David Hume, defensa de la libertad
El
pensamiento de Hume puede resumirse en la afirmación
de
que todo conocimiento deriva, en última instancia, de la experiencia
sensible. Por
otro lado, su doctrina moral se basa en la capacidad afectiva y
sensitiva presente
en la naturaleza humana.
Rechazado
como aspirante a cátedras en las universidades de Edimburgo y
Glasgow para las que probablemente estaba más preparado que sus
rivales, acusado de herejía, acosado en fin por las estructuras de
poder de la sociedad en que vivía, Hume consiguió sin embargo un
trabajo como bibliotecario que lo mantuvo cerca de los libros que
amaba. Quizá del disgusto creció cierto rencor que pudo alimentar
ese laicismo, o ateísmo, que mantuvo con firmeza pero inteligente
cautela en sus manifestaciones públicas. Reconocido sin embargo por
los grandes pensadores de su época y por los que vinieron a
continuación, su vasta obra lo convierten en uno de los padres de
las corrientes de pensamiento occidental moderno, y entre otras, la
defensa de la libertad de prensa, de la descentralización política,
o de la extensión del sufragio, nos hacen deudores de su legado.
Con
David Hume la filosofía política sufre un cambio de enfoque. Su
teoría política se basa en el análisis de los hechos utilizando
como fundamento explicativo de la vida social, las instituciones
políticas y las leyes establecidas, la utilidad que proporcionan.

+ + + + + + +

> Conjunto de tareas
**1.** Según el texto sobre Hume, ¿qué trabajo consiguió Hume después de ser rechazado en las universidades de Edimburgo y Glasgow?
**2.** Transcribe del texto sobre Hume el pasaje que va de "David Hume, defensa" a "la naturaleza humana.".
Los registros no tienen relación con el texto sobre Hume.

Elementos listados en un conjunto de datos
+ + + + + + +

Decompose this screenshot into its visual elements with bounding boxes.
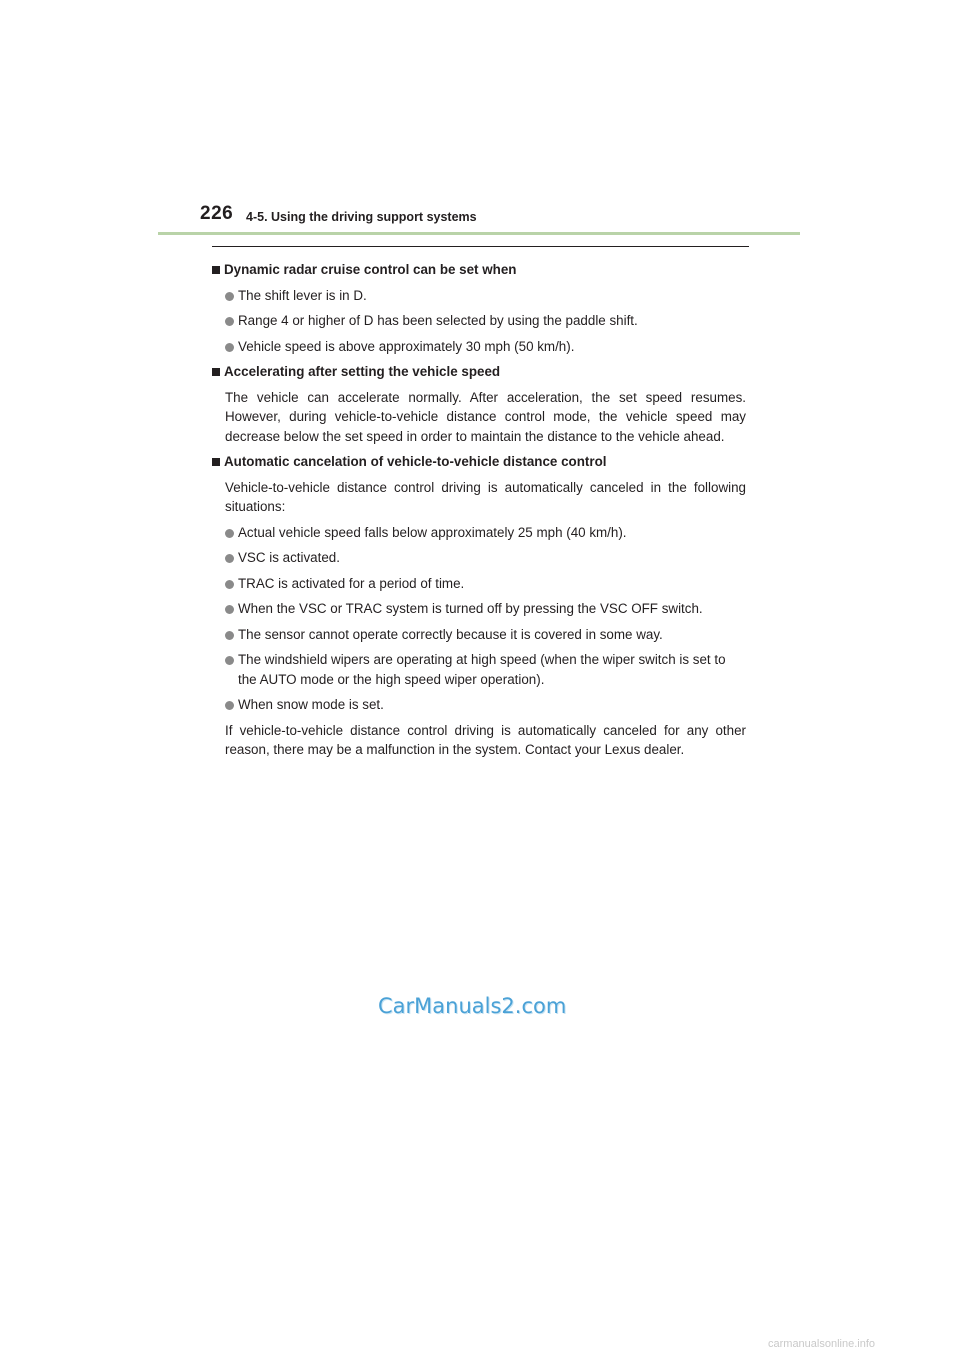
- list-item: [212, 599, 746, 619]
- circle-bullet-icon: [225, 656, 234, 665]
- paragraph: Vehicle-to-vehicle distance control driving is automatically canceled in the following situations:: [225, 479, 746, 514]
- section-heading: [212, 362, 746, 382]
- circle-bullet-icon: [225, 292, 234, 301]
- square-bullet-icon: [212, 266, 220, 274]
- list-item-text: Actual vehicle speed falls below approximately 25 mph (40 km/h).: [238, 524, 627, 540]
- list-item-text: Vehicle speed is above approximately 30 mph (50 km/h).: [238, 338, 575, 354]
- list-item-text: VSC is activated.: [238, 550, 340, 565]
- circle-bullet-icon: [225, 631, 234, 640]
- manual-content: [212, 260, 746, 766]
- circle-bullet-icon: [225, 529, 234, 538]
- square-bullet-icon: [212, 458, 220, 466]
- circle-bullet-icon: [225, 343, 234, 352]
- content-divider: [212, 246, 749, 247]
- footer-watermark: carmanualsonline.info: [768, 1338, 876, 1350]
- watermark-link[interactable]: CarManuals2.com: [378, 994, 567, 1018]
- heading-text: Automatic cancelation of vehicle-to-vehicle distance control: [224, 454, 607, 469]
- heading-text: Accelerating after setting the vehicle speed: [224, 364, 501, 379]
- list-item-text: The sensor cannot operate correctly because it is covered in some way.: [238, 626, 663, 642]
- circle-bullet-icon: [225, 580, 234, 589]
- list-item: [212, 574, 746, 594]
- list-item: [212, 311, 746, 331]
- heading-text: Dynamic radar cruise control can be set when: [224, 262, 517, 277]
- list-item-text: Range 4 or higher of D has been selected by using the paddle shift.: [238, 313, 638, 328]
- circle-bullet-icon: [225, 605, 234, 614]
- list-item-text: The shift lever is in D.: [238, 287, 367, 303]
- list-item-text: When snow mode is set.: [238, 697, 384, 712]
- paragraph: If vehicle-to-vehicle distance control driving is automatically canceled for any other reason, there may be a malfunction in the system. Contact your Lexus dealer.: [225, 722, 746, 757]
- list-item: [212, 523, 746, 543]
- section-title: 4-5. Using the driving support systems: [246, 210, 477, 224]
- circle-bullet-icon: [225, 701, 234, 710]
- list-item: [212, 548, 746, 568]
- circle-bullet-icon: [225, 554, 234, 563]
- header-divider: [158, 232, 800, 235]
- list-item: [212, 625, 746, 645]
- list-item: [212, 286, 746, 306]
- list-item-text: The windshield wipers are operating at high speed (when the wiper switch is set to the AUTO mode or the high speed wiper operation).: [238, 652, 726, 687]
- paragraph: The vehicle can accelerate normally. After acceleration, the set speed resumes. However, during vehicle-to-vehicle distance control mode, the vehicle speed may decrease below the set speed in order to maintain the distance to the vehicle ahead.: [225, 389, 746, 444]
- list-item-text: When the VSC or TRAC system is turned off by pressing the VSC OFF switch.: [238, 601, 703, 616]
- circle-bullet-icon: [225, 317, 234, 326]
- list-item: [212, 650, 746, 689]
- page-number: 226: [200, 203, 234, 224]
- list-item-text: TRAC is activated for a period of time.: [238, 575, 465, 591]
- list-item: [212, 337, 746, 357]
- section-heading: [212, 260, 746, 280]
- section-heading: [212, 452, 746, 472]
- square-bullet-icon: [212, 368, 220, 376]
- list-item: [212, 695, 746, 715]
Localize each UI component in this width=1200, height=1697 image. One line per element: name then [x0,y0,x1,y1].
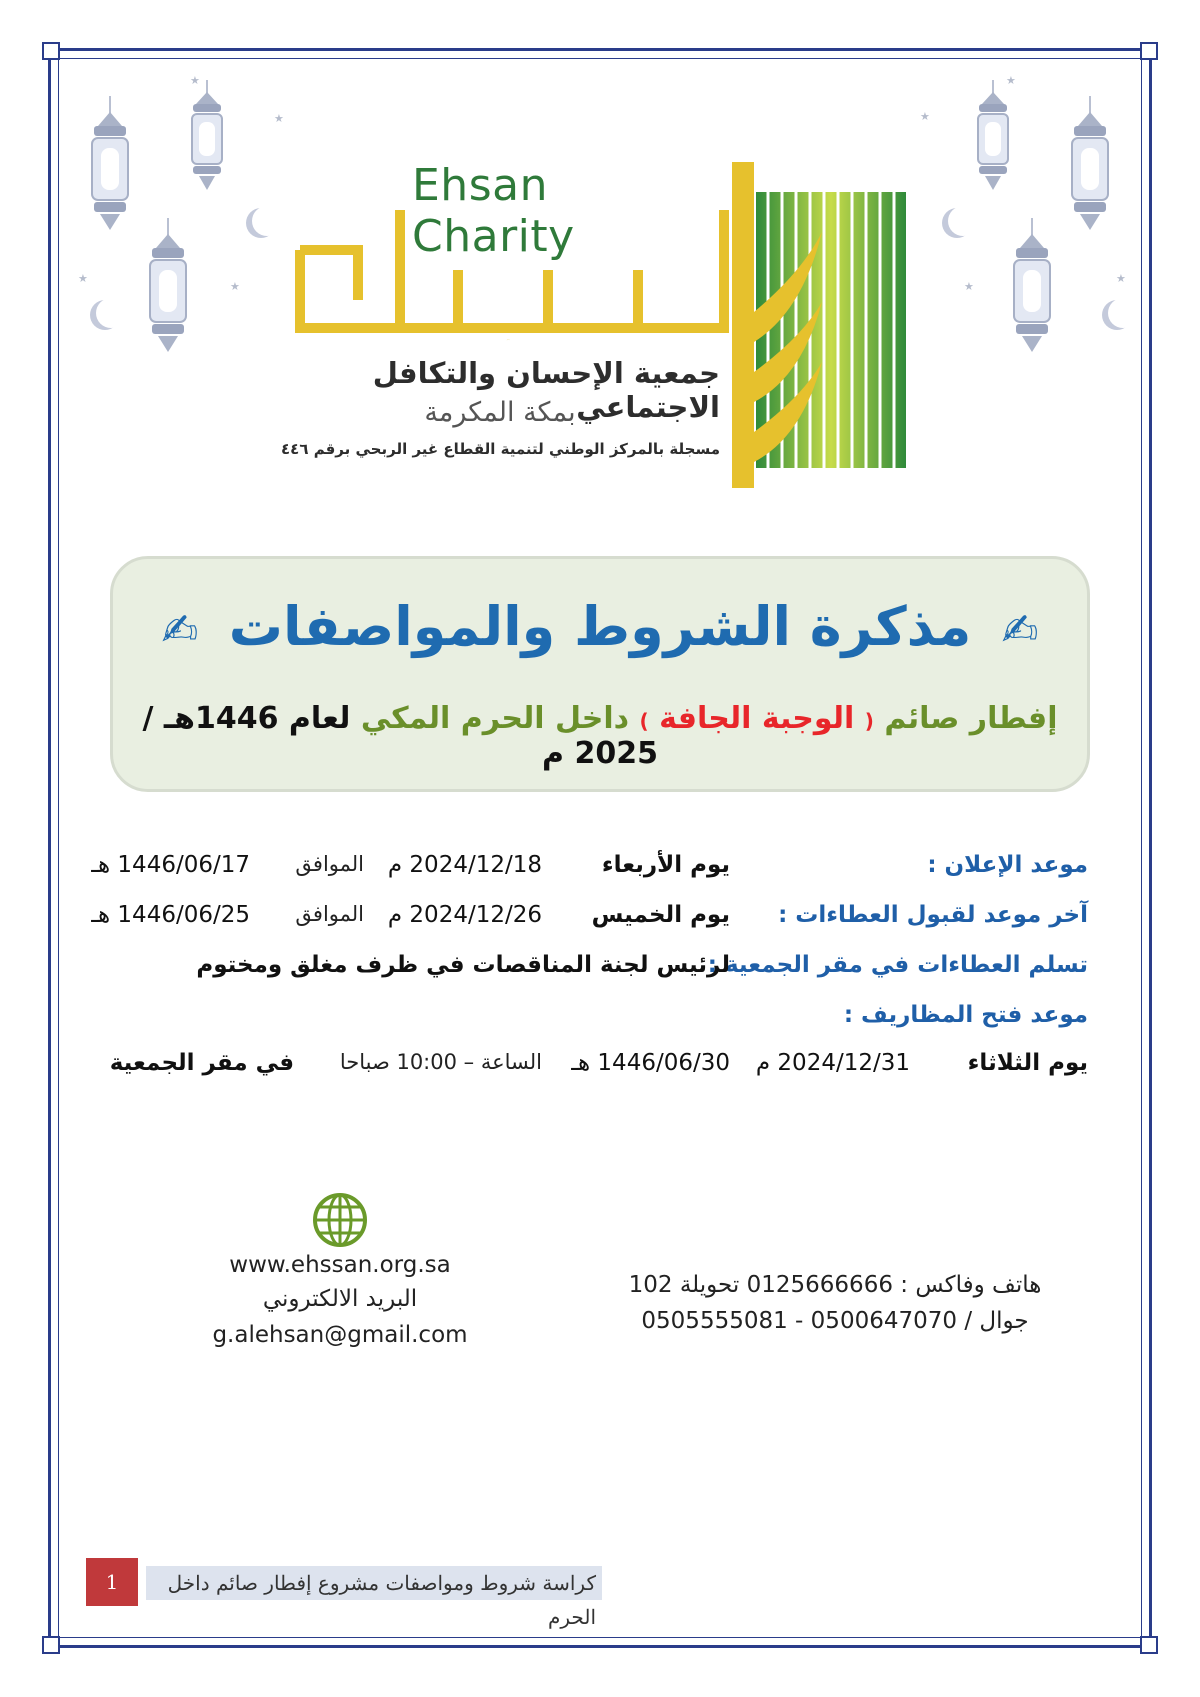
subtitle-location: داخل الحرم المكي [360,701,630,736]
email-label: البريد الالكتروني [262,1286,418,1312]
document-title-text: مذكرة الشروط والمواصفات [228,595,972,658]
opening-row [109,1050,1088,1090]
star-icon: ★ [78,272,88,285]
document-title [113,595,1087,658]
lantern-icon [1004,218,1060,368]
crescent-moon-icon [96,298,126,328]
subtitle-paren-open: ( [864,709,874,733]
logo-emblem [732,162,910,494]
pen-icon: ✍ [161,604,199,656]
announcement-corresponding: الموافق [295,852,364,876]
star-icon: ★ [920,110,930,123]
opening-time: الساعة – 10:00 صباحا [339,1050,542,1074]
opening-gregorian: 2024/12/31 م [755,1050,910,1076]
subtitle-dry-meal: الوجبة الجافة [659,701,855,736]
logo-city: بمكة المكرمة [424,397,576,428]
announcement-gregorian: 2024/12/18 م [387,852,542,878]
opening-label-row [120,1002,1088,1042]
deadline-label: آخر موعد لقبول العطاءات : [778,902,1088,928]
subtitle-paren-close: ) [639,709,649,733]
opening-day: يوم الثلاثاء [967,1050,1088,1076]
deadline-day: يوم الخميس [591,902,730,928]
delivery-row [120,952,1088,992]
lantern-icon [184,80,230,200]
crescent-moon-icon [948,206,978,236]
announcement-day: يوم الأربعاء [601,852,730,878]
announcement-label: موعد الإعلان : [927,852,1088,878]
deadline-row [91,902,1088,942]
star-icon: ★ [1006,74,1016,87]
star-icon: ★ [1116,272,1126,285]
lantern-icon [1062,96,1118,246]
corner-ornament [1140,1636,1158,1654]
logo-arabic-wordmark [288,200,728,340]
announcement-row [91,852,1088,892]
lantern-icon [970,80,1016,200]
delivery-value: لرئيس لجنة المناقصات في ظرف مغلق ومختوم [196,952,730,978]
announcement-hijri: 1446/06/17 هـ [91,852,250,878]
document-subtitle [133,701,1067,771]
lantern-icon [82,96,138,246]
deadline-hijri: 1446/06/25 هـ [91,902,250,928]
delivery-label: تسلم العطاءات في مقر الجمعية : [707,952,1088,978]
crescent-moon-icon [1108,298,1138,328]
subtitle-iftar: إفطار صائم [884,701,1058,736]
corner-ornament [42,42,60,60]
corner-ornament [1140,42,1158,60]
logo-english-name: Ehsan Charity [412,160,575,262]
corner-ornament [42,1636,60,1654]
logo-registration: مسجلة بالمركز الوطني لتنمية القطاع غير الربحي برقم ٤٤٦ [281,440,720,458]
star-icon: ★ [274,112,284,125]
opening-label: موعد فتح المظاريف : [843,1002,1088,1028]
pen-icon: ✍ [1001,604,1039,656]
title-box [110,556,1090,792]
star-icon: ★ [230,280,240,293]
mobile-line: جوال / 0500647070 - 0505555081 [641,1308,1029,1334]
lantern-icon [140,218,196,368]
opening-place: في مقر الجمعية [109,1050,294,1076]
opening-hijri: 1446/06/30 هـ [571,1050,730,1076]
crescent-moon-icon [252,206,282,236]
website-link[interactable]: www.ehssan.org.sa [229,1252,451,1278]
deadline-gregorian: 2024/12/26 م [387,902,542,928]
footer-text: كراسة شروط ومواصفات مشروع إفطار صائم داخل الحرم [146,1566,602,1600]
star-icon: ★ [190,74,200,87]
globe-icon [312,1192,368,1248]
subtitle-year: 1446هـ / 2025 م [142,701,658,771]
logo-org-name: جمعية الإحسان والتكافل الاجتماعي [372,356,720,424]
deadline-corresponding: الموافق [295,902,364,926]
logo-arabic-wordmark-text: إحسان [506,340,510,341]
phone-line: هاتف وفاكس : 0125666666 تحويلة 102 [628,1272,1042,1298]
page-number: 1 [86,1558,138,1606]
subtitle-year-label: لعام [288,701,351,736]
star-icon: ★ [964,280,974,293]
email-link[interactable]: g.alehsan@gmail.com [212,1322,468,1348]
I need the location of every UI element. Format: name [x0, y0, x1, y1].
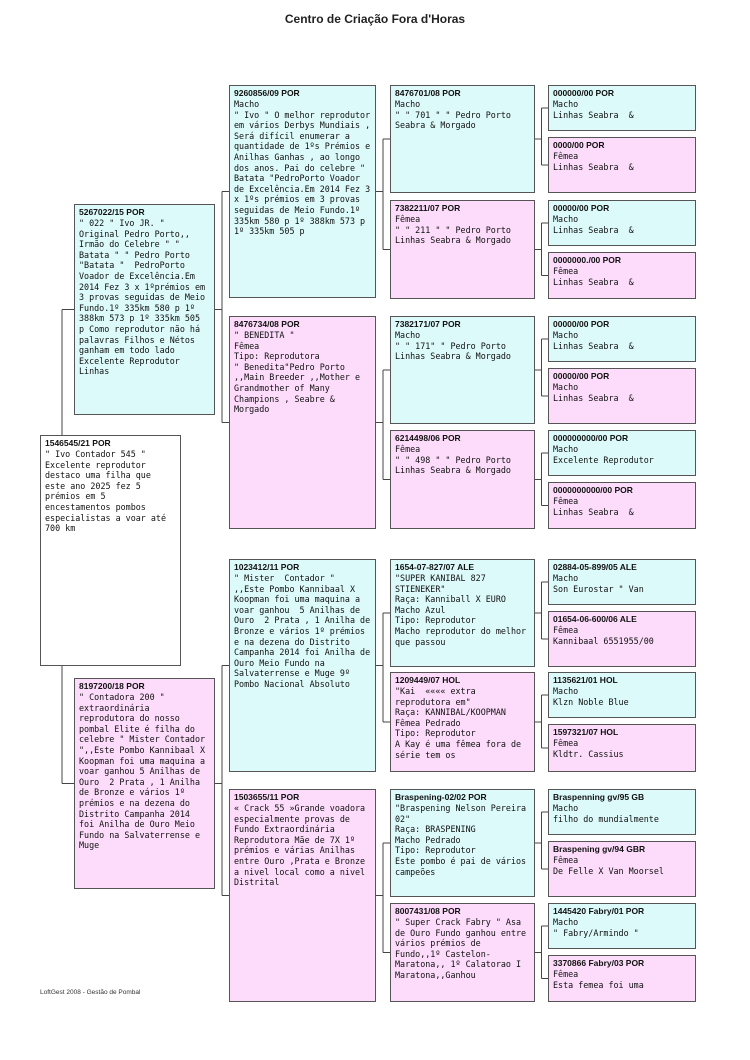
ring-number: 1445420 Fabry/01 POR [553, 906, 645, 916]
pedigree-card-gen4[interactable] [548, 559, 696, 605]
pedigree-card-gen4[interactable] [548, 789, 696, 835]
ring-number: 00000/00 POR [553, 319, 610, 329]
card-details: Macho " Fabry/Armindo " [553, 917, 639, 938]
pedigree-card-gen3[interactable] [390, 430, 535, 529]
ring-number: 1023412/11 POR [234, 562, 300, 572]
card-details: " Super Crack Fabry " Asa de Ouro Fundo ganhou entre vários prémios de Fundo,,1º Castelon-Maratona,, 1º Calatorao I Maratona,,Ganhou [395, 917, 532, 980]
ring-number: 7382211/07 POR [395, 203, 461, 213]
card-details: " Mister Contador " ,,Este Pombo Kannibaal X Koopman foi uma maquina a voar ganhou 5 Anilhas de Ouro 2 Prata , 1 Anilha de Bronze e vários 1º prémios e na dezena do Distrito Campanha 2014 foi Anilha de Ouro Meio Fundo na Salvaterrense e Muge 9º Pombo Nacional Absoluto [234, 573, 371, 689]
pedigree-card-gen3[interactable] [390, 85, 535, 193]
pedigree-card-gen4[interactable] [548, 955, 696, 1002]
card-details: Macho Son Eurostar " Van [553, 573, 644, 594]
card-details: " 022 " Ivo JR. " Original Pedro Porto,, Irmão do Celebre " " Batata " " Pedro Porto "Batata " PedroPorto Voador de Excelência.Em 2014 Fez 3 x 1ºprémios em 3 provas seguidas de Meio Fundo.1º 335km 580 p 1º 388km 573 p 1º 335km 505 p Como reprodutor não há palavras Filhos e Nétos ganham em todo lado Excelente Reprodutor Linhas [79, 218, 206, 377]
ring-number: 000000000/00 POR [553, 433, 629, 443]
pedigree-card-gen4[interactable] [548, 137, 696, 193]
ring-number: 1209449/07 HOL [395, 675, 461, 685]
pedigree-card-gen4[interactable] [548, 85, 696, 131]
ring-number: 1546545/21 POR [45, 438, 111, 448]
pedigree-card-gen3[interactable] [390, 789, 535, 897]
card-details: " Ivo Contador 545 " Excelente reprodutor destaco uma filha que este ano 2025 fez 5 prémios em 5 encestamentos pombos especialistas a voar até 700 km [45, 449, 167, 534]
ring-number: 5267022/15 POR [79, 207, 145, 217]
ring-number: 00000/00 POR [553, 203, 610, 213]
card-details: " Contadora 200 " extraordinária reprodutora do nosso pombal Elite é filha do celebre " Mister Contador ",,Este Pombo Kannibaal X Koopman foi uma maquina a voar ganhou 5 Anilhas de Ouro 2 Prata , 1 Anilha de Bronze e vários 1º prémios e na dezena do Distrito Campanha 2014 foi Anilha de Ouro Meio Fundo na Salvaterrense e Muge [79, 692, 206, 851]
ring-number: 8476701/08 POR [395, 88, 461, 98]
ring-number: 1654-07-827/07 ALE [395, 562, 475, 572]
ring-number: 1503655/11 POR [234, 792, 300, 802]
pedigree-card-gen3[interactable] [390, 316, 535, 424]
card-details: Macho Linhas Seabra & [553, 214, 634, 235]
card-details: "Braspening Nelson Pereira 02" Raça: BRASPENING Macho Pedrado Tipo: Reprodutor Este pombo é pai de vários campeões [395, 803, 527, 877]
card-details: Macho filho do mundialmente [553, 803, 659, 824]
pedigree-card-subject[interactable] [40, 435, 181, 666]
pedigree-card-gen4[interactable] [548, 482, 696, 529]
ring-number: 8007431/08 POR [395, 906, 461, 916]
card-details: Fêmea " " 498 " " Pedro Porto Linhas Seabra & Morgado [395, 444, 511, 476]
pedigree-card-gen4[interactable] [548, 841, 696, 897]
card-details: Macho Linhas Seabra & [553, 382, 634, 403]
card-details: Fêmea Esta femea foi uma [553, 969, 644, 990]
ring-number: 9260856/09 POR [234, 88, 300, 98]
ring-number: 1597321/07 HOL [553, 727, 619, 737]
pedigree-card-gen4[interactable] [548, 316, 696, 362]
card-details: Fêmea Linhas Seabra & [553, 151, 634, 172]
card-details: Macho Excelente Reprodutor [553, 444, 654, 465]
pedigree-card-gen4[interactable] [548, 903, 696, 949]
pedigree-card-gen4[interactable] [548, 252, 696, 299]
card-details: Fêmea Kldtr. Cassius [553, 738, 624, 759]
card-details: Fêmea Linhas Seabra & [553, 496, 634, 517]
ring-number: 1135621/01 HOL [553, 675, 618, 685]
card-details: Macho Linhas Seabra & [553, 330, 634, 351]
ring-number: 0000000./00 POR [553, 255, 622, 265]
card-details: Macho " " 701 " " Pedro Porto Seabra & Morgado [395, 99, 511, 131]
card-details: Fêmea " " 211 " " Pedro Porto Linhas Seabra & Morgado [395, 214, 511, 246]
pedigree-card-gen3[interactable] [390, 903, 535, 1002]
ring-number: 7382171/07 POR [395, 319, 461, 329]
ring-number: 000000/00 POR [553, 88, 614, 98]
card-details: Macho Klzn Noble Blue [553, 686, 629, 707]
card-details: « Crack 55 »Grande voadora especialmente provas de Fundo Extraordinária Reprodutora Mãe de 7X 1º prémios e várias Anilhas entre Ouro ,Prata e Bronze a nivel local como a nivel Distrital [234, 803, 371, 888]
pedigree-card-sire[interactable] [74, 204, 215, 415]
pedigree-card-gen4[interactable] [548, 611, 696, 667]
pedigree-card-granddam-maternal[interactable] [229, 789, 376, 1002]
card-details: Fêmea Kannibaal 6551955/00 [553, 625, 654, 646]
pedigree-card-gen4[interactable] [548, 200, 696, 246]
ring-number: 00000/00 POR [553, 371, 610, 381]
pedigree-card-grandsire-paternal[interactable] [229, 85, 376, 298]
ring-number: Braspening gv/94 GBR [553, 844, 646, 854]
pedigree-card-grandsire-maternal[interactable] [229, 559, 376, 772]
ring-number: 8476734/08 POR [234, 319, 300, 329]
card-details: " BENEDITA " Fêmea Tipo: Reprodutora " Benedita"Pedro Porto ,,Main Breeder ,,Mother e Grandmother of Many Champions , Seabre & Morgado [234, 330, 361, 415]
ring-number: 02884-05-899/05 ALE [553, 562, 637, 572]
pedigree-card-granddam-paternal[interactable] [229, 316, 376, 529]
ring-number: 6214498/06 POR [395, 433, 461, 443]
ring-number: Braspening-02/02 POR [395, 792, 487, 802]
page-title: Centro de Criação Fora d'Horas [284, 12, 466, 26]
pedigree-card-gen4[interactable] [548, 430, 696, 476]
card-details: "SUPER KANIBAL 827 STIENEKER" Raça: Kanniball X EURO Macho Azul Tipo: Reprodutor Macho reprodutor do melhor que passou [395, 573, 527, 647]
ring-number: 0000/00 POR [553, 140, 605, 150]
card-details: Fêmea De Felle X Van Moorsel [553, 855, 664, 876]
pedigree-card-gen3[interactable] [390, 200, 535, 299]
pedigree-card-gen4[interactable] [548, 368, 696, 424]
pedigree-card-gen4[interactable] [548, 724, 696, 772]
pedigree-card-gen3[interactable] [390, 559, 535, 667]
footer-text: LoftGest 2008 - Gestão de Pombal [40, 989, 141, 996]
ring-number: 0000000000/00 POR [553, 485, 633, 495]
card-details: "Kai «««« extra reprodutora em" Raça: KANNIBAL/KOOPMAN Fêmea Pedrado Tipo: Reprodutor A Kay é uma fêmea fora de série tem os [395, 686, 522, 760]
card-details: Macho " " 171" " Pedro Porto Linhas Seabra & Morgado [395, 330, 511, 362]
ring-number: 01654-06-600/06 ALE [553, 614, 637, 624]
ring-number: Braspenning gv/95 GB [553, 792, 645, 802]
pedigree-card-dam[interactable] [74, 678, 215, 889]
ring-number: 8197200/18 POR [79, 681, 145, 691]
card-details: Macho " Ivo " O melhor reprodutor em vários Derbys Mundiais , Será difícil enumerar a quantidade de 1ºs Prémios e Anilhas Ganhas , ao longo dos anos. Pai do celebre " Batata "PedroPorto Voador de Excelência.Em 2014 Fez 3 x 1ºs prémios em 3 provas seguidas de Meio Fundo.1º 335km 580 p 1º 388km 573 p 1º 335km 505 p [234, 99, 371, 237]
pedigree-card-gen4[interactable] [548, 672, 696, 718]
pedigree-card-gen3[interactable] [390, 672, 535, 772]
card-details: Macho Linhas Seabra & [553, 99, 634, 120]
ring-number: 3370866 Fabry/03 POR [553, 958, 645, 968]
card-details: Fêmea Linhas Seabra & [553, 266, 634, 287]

+ + + + + + +

> Tareas resueltas
**1.** Un trabajo como bibliotecario.

**2.**
David Hume, defensa de la libertad
El
pensamiento de Hume puede resumirse en la afirmación
de
que todo conocimiento deriva, en última instancia, de la experiencia
sensible. Por
otro lado, su doctrina moral se basa en la capacidad afectiva y
sensitiva presente
en la naturaleza humana.